Dataset records on visual material:
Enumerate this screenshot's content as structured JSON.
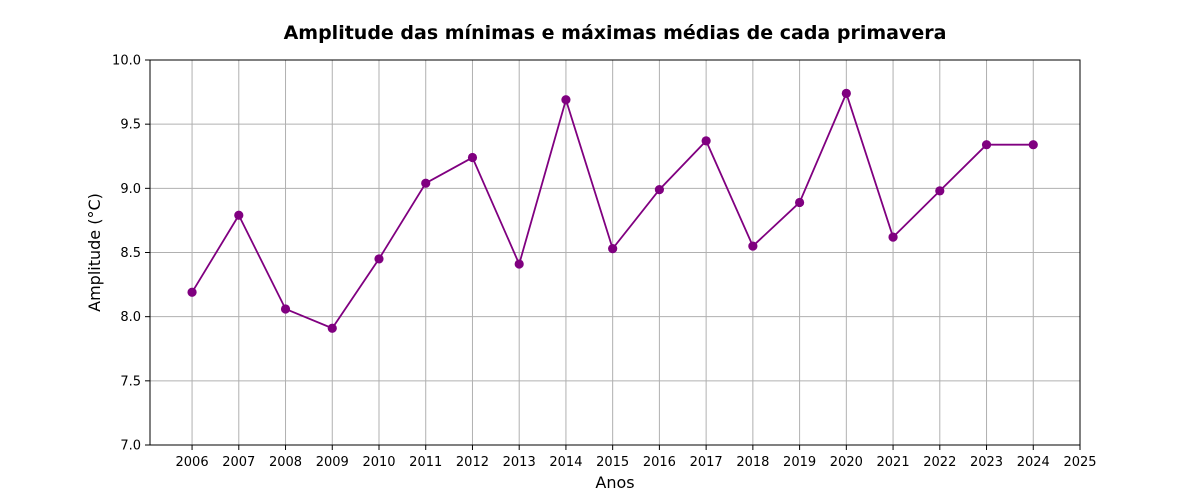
{
  "chart_data": {
    "type": "line",
    "title": "Amplitude das mínimas e máximas médias de cada primavera",
    "xlabel": "Anos",
    "ylabel": "Amplitude (°C)",
    "xlim": [
      2005.1,
      2025
    ],
    "ylim": [
      7.0,
      10.0
    ],
    "x_ticks": [
      2006,
      2007,
      2008,
      2009,
      2010,
      2011,
      2012,
      2013,
      2014,
      2015,
      2016,
      2017,
      2018,
      2019,
      2020,
      2021,
      2022,
      2023,
      2024,
      2025
    ],
    "y_ticks": [
      "7.0",
      "7.5",
      "8.0",
      "8.5",
      "9.0",
      "9.5",
      "10.0"
    ],
    "grid": true,
    "series": [
      {
        "color": "#800080",
        "marker": "circle",
        "x": [
          2006,
          2007,
          2008,
          2009,
          2010,
          2011,
          2012,
          2013,
          2014,
          2015,
          2016,
          2017,
          2018,
          2019,
          2020,
          2021,
          2022,
          2023,
          2024
        ],
        "y": [
          8.19,
          8.79,
          8.06,
          7.91,
          8.45,
          9.04,
          9.24,
          8.41,
          9.69,
          8.53,
          8.99,
          9.37,
          8.55,
          8.89,
          9.74,
          8.62,
          8.98,
          9.34,
          9.34
        ]
      }
    ]
  }
}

## YOUR OBJECTIVE
Leave out the pictures and output every record above precisely as given.

## TASK SOLUTION
Enumerate this screenshot's content as structured JSON.
{
  "chart_data": {
    "type": "line",
    "title": "Amplitude das mínimas e máximas médias de cada primavera",
    "xlabel": "Anos",
    "ylabel": "Amplitude (°C)",
    "xlim": [
      2005.1,
      2025
    ],
    "ylim": [
      7.0,
      10.0
    ],
    "x_ticks": [
      2006,
      2007,
      2008,
      2009,
      2010,
      2011,
      2012,
      2013,
      2014,
      2015,
      2016,
      2017,
      2018,
      2019,
      2020,
      2021,
      2022,
      2023,
      2024,
      2025
    ],
    "y_ticks": [
      "7.0",
      "7.5",
      "8.0",
      "8.5",
      "9.0",
      "9.5",
      "10.0"
    ],
    "grid": true,
    "series": [
      {
        "color": "#800080",
        "marker": "circle",
        "x": [
          2006,
          2007,
          2008,
          2009,
          2010,
          2011,
          2012,
          2013,
          2014,
          2015,
          2016,
          2017,
          2018,
          2019,
          2020,
          2021,
          2022,
          2023,
          2024
        ],
        "y": [
          8.19,
          8.79,
          8.06,
          7.91,
          8.45,
          9.04,
          9.24,
          8.41,
          9.69,
          8.53,
          8.99,
          9.37,
          8.55,
          8.89,
          9.74,
          8.62,
          8.98,
          9.34,
          9.34
        ]
      }
    ]
  }
}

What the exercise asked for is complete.